Identify all lines in the listing that include the word "name", and copy them out.

Entries with figure data —
>> START
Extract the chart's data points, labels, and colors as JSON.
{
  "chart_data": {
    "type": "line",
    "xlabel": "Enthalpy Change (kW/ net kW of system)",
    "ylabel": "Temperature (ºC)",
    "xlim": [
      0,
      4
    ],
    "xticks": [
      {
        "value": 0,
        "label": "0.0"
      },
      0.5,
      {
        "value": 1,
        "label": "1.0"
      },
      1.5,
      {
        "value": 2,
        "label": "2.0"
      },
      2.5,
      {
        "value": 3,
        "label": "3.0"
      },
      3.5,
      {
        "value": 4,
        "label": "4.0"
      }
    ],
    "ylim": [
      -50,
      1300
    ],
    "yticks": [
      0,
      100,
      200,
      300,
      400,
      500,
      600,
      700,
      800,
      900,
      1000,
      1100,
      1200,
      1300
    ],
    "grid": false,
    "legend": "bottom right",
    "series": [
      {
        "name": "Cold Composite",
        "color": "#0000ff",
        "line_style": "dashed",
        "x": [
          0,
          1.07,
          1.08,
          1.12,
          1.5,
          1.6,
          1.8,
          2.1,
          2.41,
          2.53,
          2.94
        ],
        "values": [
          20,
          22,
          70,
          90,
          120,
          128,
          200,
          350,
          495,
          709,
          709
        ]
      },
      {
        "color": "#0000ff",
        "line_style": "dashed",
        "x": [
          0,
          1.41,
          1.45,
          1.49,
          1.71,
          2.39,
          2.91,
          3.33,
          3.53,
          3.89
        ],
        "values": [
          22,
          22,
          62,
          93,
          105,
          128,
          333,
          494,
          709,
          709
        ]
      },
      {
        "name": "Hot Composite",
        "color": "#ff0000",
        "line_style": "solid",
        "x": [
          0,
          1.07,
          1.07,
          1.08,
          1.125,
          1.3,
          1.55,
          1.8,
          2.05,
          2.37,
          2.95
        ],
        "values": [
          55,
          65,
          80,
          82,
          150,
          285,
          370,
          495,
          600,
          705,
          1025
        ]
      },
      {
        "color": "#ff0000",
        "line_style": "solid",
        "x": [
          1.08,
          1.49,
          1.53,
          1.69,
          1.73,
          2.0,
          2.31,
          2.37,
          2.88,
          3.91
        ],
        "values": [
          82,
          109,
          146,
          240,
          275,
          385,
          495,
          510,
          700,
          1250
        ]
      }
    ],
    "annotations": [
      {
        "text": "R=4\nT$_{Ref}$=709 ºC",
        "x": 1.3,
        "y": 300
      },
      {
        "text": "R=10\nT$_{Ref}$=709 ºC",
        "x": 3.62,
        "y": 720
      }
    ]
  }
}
>> END
THE RESULT —
        "name": "Cold Composite",
        "name": "Hot Composite",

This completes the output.